>> START Input data

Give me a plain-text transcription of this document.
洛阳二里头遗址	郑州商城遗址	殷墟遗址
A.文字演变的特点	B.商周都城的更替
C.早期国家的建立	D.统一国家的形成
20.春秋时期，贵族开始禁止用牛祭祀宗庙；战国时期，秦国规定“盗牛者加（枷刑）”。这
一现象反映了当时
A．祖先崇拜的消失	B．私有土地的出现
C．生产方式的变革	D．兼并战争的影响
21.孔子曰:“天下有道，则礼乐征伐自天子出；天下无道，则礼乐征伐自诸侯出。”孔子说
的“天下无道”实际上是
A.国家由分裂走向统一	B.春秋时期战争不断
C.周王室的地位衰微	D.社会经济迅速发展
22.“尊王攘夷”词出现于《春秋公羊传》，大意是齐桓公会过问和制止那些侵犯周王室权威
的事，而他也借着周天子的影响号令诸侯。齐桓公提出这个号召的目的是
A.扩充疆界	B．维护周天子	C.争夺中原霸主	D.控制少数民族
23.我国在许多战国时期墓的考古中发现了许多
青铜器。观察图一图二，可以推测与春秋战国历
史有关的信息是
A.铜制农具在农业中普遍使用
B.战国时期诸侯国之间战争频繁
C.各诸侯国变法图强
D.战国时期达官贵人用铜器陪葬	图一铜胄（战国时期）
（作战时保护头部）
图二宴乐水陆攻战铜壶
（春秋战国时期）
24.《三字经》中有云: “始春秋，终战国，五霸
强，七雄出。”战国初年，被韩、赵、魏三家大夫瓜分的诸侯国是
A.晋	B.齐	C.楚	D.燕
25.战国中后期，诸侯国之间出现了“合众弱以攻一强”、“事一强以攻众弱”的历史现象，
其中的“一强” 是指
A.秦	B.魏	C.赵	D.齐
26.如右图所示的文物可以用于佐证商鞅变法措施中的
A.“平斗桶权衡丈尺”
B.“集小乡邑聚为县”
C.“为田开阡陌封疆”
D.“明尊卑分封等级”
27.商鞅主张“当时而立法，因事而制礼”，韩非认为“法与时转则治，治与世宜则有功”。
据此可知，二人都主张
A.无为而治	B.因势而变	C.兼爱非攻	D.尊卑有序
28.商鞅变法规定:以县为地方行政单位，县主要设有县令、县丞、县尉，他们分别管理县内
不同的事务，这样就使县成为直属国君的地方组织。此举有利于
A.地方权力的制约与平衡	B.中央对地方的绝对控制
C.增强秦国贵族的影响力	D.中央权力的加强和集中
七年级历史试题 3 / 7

>> END Input data

◆ **Exercise**
Exactly as written above, please repeat the entries.

◆ **Output**
Give me a plain-text transcription of this document.
洛阳二里头遗址	郑州商城遗址	殷墟遗址
A.文字演变的特点	B.商周都城的更替
C.早期国家的建立	D.统一国家的形成
20.春秋时期，贵族开始禁止用牛祭祀宗庙；战国时期，秦国规定“盗牛者加（枷刑）”。这
一现象反映了当时
A．祖先崇拜的消失	B．私有土地的出现
C．生产方式的变革	D．兼并战争的影响
21.孔子曰:“天下有道，则礼乐征伐自天子出；天下无道，则礼乐征伐自诸侯出。”孔子说
的“天下无道”实际上是
A.国家由分裂走向统一	B.春秋时期战争不断
C.周王室的地位衰微	D.社会经济迅速发展
22.“尊王攘夷”词出现于《春秋公羊传》，大意是齐桓公会过问和制止那些侵犯周王室权威
的事，而他也借着周天子的影响号令诸侯。齐桓公提出这个号召的目的是
A.扩充疆界	B．维护周天子	C.争夺中原霸主	D.控制少数民族
23.我国在许多战国时期墓的考古中发现了许多
青铜器。观察图一图二，可以推测与春秋战国历
史有关的信息是
A.铜制农具在农业中普遍使用
B.战国时期诸侯国之间战争频繁
C.各诸侯国变法图强
D.战国时期达官贵人用铜器陪葬	图一铜胄（战国时期）
（作战时保护头部）
图二宴乐水陆攻战铜壶
（春秋战国时期）
24.《三字经》中有云: “始春秋，终战国，五霸
强，七雄出。”战国初年，被韩、赵、魏三家大夫瓜分的诸侯国是
A.晋	B.齐	C.楚	D.燕
25.战国中后期，诸侯国之间出现了“合众弱以攻一强”、“事一强以攻众弱”的历史现象，
其中的“一强” 是指
A.秦	B.魏	C.赵	D.齐
26.如右图所示的文物可以用于佐证商鞅变法措施中的
A.“平斗桶权衡丈尺”
B.“集小乡邑聚为县”
C.“为田开阡陌封疆”
D.“明尊卑分封等级”
27.商鞅主张“当时而立法，因事而制礼”，韩非认为“法与时转则治，治与世宜则有功”。
据此可知，二人都主张
A.无为而治	B.因势而变	C.兼爱非攻	D.尊卑有序
28.商鞅变法规定:以县为地方行政单位，县主要设有县令、县丞、县尉，他们分别管理县内
不同的事务，这样就使县成为直属国君的地方组织。此举有利于
A.地方权力的制约与平衡	B.中央对地方的绝对控制
C.增强秦国贵族的影响力	D.中央权力的加强和集中
七年级历史试题 3 / 7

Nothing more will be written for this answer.